[Figure data in JSON]
►

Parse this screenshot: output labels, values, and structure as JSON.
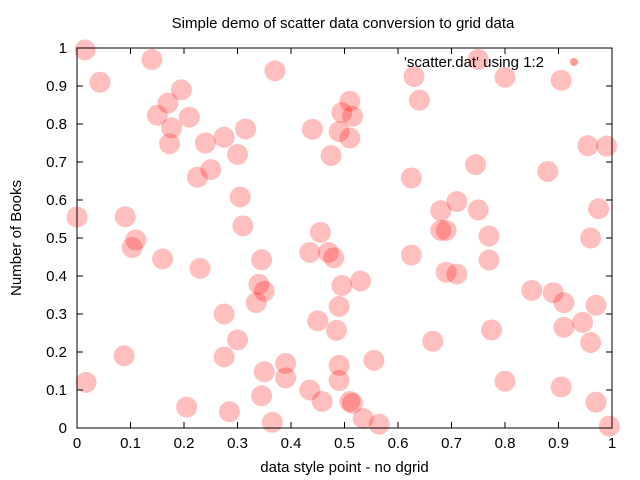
{
  "chart_data": {
    "type": "scatter",
    "title": "Simple demo of scatter data conversion to grid data",
    "xlabel": "data style point - no dgrid",
    "ylabel": "Number of Books",
    "xlim": [
      0,
      1
    ],
    "ylim": [
      0,
      1
    ],
    "x_ticks": [
      "0",
      "0.1",
      "0.2",
      "0.3",
      "0.4",
      "0.5",
      "0.6",
      "0.7",
      "0.8",
      "0.9",
      "1"
    ],
    "y_ticks": [
      "0",
      "0.1",
      "0.2",
      "0.3",
      "0.4",
      "0.5",
      "0.6",
      "0.7",
      "0.8",
      "0.9",
      "1"
    ],
    "grid": false,
    "legend_position": "top-right",
    "series": [
      {
        "name": "'scatter.dat' using 1:2",
        "color": "#ff0000",
        "opacity": 0.25,
        "marker": "filled-circle",
        "points": [
          [
            0.015,
            0.995
          ],
          [
            0.043,
            0.91
          ],
          [
            0.14,
            0.97
          ],
          [
            0.37,
            0.94
          ],
          [
            0.195,
            0.89
          ],
          [
            0.17,
            0.855
          ],
          [
            0.15,
            0.823
          ],
          [
            0.21,
            0.818
          ],
          [
            0.177,
            0.79
          ],
          [
            0.315,
            0.787
          ],
          [
            0.275,
            0.765
          ],
          [
            0.24,
            0.75
          ],
          [
            0.173,
            0.748
          ],
          [
            0.3,
            0.72
          ],
          [
            0.25,
            0.68
          ],
          [
            0.225,
            0.66
          ],
          [
            0.305,
            0.608
          ],
          [
            0.31,
            0.532
          ],
          [
            0.0,
            0.555
          ],
          [
            0.09,
            0.556
          ],
          [
            0.11,
            0.495
          ],
          [
            0.103,
            0.475
          ],
          [
            0.16,
            0.445
          ],
          [
            0.23,
            0.42
          ],
          [
            0.345,
            0.443
          ],
          [
            0.34,
            0.378
          ],
          [
            0.35,
            0.36
          ],
          [
            0.335,
            0.33
          ],
          [
            0.275,
            0.3
          ],
          [
            0.3,
            0.232
          ],
          [
            0.275,
            0.187
          ],
          [
            0.088,
            0.19
          ],
          [
            0.017,
            0.12
          ],
          [
            0.205,
            0.055
          ],
          [
            0.285,
            0.043
          ],
          [
            0.345,
            0.085
          ],
          [
            0.365,
            0.015
          ],
          [
            0.35,
            0.148
          ],
          [
            0.39,
            0.17
          ],
          [
            0.39,
            0.132
          ],
          [
            0.435,
            0.1
          ],
          [
            0.458,
            0.07
          ],
          [
            0.49,
            0.125
          ],
          [
            0.49,
            0.165
          ],
          [
            0.51,
            0.07
          ],
          [
            0.515,
            0.065
          ],
          [
            0.535,
            0.025
          ],
          [
            0.555,
            0.178
          ],
          [
            0.565,
            0.01
          ],
          [
            0.485,
            0.257
          ],
          [
            0.45,
            0.282
          ],
          [
            0.49,
            0.32
          ],
          [
            0.495,
            0.375
          ],
          [
            0.53,
            0.387
          ],
          [
            0.435,
            0.462
          ],
          [
            0.455,
            0.515
          ],
          [
            0.47,
            0.462
          ],
          [
            0.48,
            0.448
          ],
          [
            0.44,
            0.786
          ],
          [
            0.475,
            0.717
          ],
          [
            0.49,
            0.78
          ],
          [
            0.495,
            0.83
          ],
          [
            0.51,
            0.86
          ],
          [
            0.515,
            0.82
          ],
          [
            0.51,
            0.763
          ],
          [
            0.63,
            0.925
          ],
          [
            0.64,
            0.863
          ],
          [
            0.75,
            0.97
          ],
          [
            0.8,
            0.923
          ],
          [
            0.905,
            0.915
          ],
          [
            0.745,
            0.693
          ],
          [
            0.625,
            0.658
          ],
          [
            0.71,
            0.596
          ],
          [
            0.68,
            0.572
          ],
          [
            0.75,
            0.574
          ],
          [
            0.68,
            0.52
          ],
          [
            0.69,
            0.52
          ],
          [
            0.77,
            0.505
          ],
          [
            0.625,
            0.455
          ],
          [
            0.69,
            0.41
          ],
          [
            0.71,
            0.405
          ],
          [
            0.77,
            0.442
          ],
          [
            0.665,
            0.228
          ],
          [
            0.775,
            0.258
          ],
          [
            0.8,
            0.123
          ],
          [
            0.85,
            0.362
          ],
          [
            0.88,
            0.675
          ],
          [
            0.955,
            0.743
          ],
          [
            0.99,
            0.742
          ],
          [
            0.975,
            0.577
          ],
          [
            0.96,
            0.5
          ],
          [
            0.89,
            0.356
          ],
          [
            0.91,
            0.33
          ],
          [
            0.97,
            0.323
          ],
          [
            0.91,
            0.265
          ],
          [
            0.945,
            0.278
          ],
          [
            0.96,
            0.225
          ],
          [
            0.905,
            0.108
          ],
          [
            0.97,
            0.068
          ],
          [
            0.995,
            0.005
          ]
        ]
      }
    ]
  }
}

◄

# [Task objective]
Transcribe the listing above verbatim. Omit the pictures.

# [Response]
Parse this screenshot: output labels, values, and structure as JSON.
{
  "chart_data": {
    "type": "scatter",
    "title": "Simple demo of scatter data conversion to grid data",
    "xlabel": "data style point - no dgrid",
    "ylabel": "Number of Books",
    "xlim": [
      0,
      1
    ],
    "ylim": [
      0,
      1
    ],
    "x_ticks": [
      "0",
      "0.1",
      "0.2",
      "0.3",
      "0.4",
      "0.5",
      "0.6",
      "0.7",
      "0.8",
      "0.9",
      "1"
    ],
    "y_ticks": [
      "0",
      "0.1",
      "0.2",
      "0.3",
      "0.4",
      "0.5",
      "0.6",
      "0.7",
      "0.8",
      "0.9",
      "1"
    ],
    "grid": false,
    "legend_position": "top-right",
    "series": [
      {
        "name": "'scatter.dat' using 1:2",
        "color": "#ff0000",
        "opacity": 0.25,
        "marker": "filled-circle",
        "points": [
          [
            0.015,
            0.995
          ],
          [
            0.043,
            0.91
          ],
          [
            0.14,
            0.97
          ],
          [
            0.37,
            0.94
          ],
          [
            0.195,
            0.89
          ],
          [
            0.17,
            0.855
          ],
          [
            0.15,
            0.823
          ],
          [
            0.21,
            0.818
          ],
          [
            0.177,
            0.79
          ],
          [
            0.315,
            0.787
          ],
          [
            0.275,
            0.765
          ],
          [
            0.24,
            0.75
          ],
          [
            0.173,
            0.748
          ],
          [
            0.3,
            0.72
          ],
          [
            0.25,
            0.68
          ],
          [
            0.225,
            0.66
          ],
          [
            0.305,
            0.608
          ],
          [
            0.31,
            0.532
          ],
          [
            0.0,
            0.555
          ],
          [
            0.09,
            0.556
          ],
          [
            0.11,
            0.495
          ],
          [
            0.103,
            0.475
          ],
          [
            0.16,
            0.445
          ],
          [
            0.23,
            0.42
          ],
          [
            0.345,
            0.443
          ],
          [
            0.34,
            0.378
          ],
          [
            0.35,
            0.36
          ],
          [
            0.335,
            0.33
          ],
          [
            0.275,
            0.3
          ],
          [
            0.3,
            0.232
          ],
          [
            0.275,
            0.187
          ],
          [
            0.088,
            0.19
          ],
          [
            0.017,
            0.12
          ],
          [
            0.205,
            0.055
          ],
          [
            0.285,
            0.043
          ],
          [
            0.345,
            0.085
          ],
          [
            0.365,
            0.015
          ],
          [
            0.35,
            0.148
          ],
          [
            0.39,
            0.17
          ],
          [
            0.39,
            0.132
          ],
          [
            0.435,
            0.1
          ],
          [
            0.458,
            0.07
          ],
          [
            0.49,
            0.125
          ],
          [
            0.49,
            0.165
          ],
          [
            0.51,
            0.07
          ],
          [
            0.515,
            0.065
          ],
          [
            0.535,
            0.025
          ],
          [
            0.555,
            0.178
          ],
          [
            0.565,
            0.01
          ],
          [
            0.485,
            0.257
          ],
          [
            0.45,
            0.282
          ],
          [
            0.49,
            0.32
          ],
          [
            0.495,
            0.375
          ],
          [
            0.53,
            0.387
          ],
          [
            0.435,
            0.462
          ],
          [
            0.455,
            0.515
          ],
          [
            0.47,
            0.462
          ],
          [
            0.48,
            0.448
          ],
          [
            0.44,
            0.786
          ],
          [
            0.475,
            0.717
          ],
          [
            0.49,
            0.78
          ],
          [
            0.495,
            0.83
          ],
          [
            0.51,
            0.86
          ],
          [
            0.515,
            0.82
          ],
          [
            0.51,
            0.763
          ],
          [
            0.63,
            0.925
          ],
          [
            0.64,
            0.863
          ],
          [
            0.75,
            0.97
          ],
          [
            0.8,
            0.923
          ],
          [
            0.905,
            0.915
          ],
          [
            0.745,
            0.693
          ],
          [
            0.625,
            0.658
          ],
          [
            0.71,
            0.596
          ],
          [
            0.68,
            0.572
          ],
          [
            0.75,
            0.574
          ],
          [
            0.68,
            0.52
          ],
          [
            0.69,
            0.52
          ],
          [
            0.77,
            0.505
          ],
          [
            0.625,
            0.455
          ],
          [
            0.69,
            0.41
          ],
          [
            0.71,
            0.405
          ],
          [
            0.77,
            0.442
          ],
          [
            0.665,
            0.228
          ],
          [
            0.775,
            0.258
          ],
          [
            0.8,
            0.123
          ],
          [
            0.85,
            0.362
          ],
          [
            0.88,
            0.675
          ],
          [
            0.955,
            0.743
          ],
          [
            0.99,
            0.742
          ],
          [
            0.975,
            0.577
          ],
          [
            0.96,
            0.5
          ],
          [
            0.89,
            0.356
          ],
          [
            0.91,
            0.33
          ],
          [
            0.97,
            0.323
          ],
          [
            0.91,
            0.265
          ],
          [
            0.945,
            0.278
          ],
          [
            0.96,
            0.225
          ],
          [
            0.905,
            0.108
          ],
          [
            0.97,
            0.068
          ],
          [
            0.995,
            0.005
          ]
        ]
      }
    ]
  }
}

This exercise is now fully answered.